■ Task ■
Repeat every line of the material, character for character.

━━━ Data ━━━

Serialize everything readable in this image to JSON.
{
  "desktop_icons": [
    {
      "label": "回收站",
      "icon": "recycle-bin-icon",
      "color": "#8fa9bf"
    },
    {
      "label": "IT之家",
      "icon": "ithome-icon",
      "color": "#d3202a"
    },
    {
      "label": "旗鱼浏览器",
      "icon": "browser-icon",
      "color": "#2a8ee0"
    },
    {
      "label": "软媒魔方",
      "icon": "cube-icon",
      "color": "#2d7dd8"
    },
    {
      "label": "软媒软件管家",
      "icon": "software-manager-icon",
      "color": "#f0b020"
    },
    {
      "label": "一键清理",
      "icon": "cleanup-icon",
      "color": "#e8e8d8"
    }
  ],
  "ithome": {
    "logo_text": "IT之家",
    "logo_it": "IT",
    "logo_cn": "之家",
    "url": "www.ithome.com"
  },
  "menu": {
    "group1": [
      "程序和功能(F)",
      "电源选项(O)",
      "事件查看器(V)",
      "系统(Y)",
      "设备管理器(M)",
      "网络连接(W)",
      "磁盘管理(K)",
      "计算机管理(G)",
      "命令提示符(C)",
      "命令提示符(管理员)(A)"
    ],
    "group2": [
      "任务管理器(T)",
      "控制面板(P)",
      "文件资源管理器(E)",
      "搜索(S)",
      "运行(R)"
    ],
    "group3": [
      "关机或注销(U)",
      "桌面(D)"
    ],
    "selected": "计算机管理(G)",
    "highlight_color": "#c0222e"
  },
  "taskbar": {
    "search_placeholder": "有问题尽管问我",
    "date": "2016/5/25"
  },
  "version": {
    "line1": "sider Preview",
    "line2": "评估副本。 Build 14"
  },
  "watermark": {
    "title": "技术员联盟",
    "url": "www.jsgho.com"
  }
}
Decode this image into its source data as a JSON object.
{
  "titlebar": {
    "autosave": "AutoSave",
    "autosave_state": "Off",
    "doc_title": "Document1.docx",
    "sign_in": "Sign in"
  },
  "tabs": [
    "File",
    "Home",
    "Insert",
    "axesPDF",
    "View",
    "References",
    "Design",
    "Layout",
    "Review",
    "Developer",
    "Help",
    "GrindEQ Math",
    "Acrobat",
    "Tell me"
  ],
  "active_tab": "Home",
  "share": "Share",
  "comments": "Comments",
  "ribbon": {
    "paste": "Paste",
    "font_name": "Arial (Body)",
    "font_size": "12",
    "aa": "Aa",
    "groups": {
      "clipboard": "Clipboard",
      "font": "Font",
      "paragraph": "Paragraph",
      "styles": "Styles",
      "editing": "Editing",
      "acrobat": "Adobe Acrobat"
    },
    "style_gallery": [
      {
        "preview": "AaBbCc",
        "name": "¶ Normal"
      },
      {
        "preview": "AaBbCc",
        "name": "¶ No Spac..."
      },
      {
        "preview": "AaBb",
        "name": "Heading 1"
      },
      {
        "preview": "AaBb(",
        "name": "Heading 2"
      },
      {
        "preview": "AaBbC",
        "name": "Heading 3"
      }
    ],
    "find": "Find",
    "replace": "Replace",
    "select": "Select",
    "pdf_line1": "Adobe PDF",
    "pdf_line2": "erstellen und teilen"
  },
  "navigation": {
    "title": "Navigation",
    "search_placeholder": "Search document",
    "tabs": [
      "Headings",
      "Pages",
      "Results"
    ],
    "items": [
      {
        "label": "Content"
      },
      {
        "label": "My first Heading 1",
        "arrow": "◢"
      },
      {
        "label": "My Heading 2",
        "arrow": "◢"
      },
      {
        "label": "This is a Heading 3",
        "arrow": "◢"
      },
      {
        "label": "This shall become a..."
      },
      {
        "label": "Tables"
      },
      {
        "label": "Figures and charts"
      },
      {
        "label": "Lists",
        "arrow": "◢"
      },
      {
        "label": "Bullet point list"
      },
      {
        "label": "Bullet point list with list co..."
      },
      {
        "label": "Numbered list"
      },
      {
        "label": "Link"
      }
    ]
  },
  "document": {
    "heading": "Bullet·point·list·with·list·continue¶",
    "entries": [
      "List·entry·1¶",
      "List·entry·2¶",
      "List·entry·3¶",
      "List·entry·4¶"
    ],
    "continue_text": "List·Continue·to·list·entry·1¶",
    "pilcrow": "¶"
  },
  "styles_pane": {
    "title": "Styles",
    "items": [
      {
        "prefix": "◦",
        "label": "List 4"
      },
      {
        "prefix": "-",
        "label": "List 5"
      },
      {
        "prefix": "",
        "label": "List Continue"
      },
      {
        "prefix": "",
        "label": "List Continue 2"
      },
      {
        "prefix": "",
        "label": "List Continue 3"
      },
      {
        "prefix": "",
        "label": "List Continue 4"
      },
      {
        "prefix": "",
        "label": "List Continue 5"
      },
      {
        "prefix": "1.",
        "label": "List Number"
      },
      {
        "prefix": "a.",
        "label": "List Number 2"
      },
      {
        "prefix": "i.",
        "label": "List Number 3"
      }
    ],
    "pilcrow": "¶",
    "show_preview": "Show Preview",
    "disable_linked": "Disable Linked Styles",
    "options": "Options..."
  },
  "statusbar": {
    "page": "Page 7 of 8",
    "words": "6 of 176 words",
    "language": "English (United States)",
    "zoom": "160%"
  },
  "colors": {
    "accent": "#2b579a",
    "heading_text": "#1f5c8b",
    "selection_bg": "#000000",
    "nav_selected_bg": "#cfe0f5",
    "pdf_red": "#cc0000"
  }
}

━━━

■ Solution to this exercise ■
Serialize everything readable in this image to JSON.
{
  "desktop_icons": [
    {
      "label": "回收站",
      "icon": "recycle-bin-icon",
      "color": "#8fa9bf"
    },
    {
      "label": "IT之家",
      "icon": "ithome-icon",
      "color": "#d3202a"
    },
    {
      "label": "旗鱼浏览器",
      "icon": "browser-icon",
      "color": "#2a8ee0"
    },
    {
      "label": "软媒魔方",
      "icon": "cube-icon",
      "color": "#2d7dd8"
    },
    {
      "label": "软媒软件管家",
      "icon": "software-manager-icon",
      "color": "#f0b020"
    },
    {
      "label": "一键清理",
      "icon": "cleanup-icon",
      "color": "#e8e8d8"
    }
  ],
  "ithome": {
    "logo_text": "IT之家",
    "logo_it": "IT",
    "logo_cn": "之家",
    "url": "www.ithome.com"
  },
  "menu": {
    "group1": [
      "程序和功能(F)",
      "电源选项(O)",
      "事件查看器(V)",
      "系统(Y)",
      "设备管理器(M)",
      "网络连接(W)",
      "磁盘管理(K)",
      "计算机管理(G)",
      "命令提示符(C)",
      "命令提示符(管理员)(A)"
    ],
    "group2": [
      "任务管理器(T)",
      "控制面板(P)",
      "文件资源管理器(E)",
      "搜索(S)",
      "运行(R)"
    ],
    "group3": [
      "关机或注销(U)",
      "桌面(D)"
    ],
    "selected": "计算机管理(G)",
    "highlight_color": "#c0222e"
  },
  "taskbar": {
    "search_placeholder": "有问题尽管问我",
    "date": "2016/5/25"
  },
  "version": {
    "line1": "sider Preview",
    "line2": "评估副本。 Build 14"
  },
  "watermark": {
    "title": "技术员联盟",
    "url": "www.jsgho.com"
  }
}
Decode this image into its source data as a JSON object.
{
  "titlebar": {
    "autosave": "AutoSave",
    "autosave_state": "Off",
    "doc_title": "Document1.docx",
    "sign_in": "Sign in"
  },
  "tabs": [
    "File",
    "Home",
    "Insert",
    "axesPDF",
    "View",
    "References",
    "Design",
    "Layout",
    "Review",
    "Developer",
    "Help",
    "GrindEQ Math",
    "Acrobat",
    "Tell me"
  ],
  "active_tab": "Home",
  "share": "Share",
  "comments": "Comments",
  "ribbon": {
    "paste": "Paste",
    "font_name": "Arial (Body)",
    "font_size": "12",
    "aa": "Aa",
    "groups": {
      "clipboard": "Clipboard",
      "font": "Font",
      "paragraph": "Paragraph",
      "styles": "Styles",
      "editing": "Editing",
      "acrobat": "Adobe Acrobat"
    },
    "style_gallery": [
      {
        "preview": "AaBbCc",
        "name": "¶ Normal"
      },
      {
        "preview": "AaBbCc",
        "name": "¶ No Spac..."
      },
      {
        "preview": "AaBb",
        "name": "Heading 1"
      },
      {
        "preview": "AaBb(",
        "name": "Heading 2"
      },
      {
        "preview": "AaBbC",
        "name": "Heading 3"
      }
    ],
    "find": "Find",
    "replace": "Replace",
    "select": "Select",
    "pdf_line1": "Adobe PDF",
    "pdf_line2": "erstellen und teilen"
  },
  "navigation": {
    "title": "Navigation",
    "search_placeholder": "Search document",
    "tabs": [
      "Headings",
      "Pages",
      "Results"
    ],
    "items": [
      {
        "label": "Content"
      },
      {
        "label": "My first Heading 1",
        "arrow": "◢"
      },
      {
        "label": "My Heading 2",
        "arrow": "◢"
      },
      {
        "label": "This is a Heading 3",
        "arrow": "◢"
      },
      {
        "label": "This shall become a..."
      },
      {
        "label": "Tables"
      },
      {
        "label": "Figures and charts"
      },
      {
        "label": "Lists",
        "arrow": "◢"
      },
      {
        "label": "Bullet point list"
      },
      {
        "label": "Bullet point list with list co..."
      },
      {
        "label": "Numbered list"
      },
      {
        "label": "Link"
      }
    ]
  },
  "document": {
    "heading": "Bullet·point·list·with·list·continue¶",
    "entries": [
      "List·entry·1¶",
      "List·entry·2¶",
      "List·entry·3¶",
      "List·entry·4¶"
    ],
    "continue_text": "List·Continue·to·list·entry·1¶",
    "pilcrow": "¶"
  },
  "styles_pane": {
    "title": "Styles",
    "items": [
      {
        "prefix": "◦",
        "label": "List 4"
      },
      {
        "prefix": "-",
        "label": "List 5"
      },
      {
        "prefix": "",
        "label": "List Continue"
      },
      {
        "prefix": "",
        "label": "List Continue 2"
      },
      {
        "prefix": "",
        "label": "List Continue 3"
      },
      {
        "prefix": "",
        "label": "List Continue 4"
      },
      {
        "prefix": "",
        "label": "List Continue 5"
      },
      {
        "prefix": "1.",
        "label": "List Number"
      },
      {
        "prefix": "a.",
        "label": "List Number 2"
      },
      {
        "prefix": "i.",
        "label": "List Number 3"
      }
    ],
    "pilcrow": "¶",
    "show_preview": "Show Preview",
    "disable_linked": "Disable Linked Styles",
    "options": "Options..."
  },
  "statusbar": {
    "page": "Page 7 of 8",
    "words": "6 of 176 words",
    "language": "English (United States)",
    "zoom": "160%"
  },
  "colors": {
    "accent": "#2b579a",
    "heading_text": "#1f5c8b",
    "selection_bg": "#000000",
    "nav_selected_bg": "#cfe0f5",
    "pdf_red": "#cc0000"
  }
}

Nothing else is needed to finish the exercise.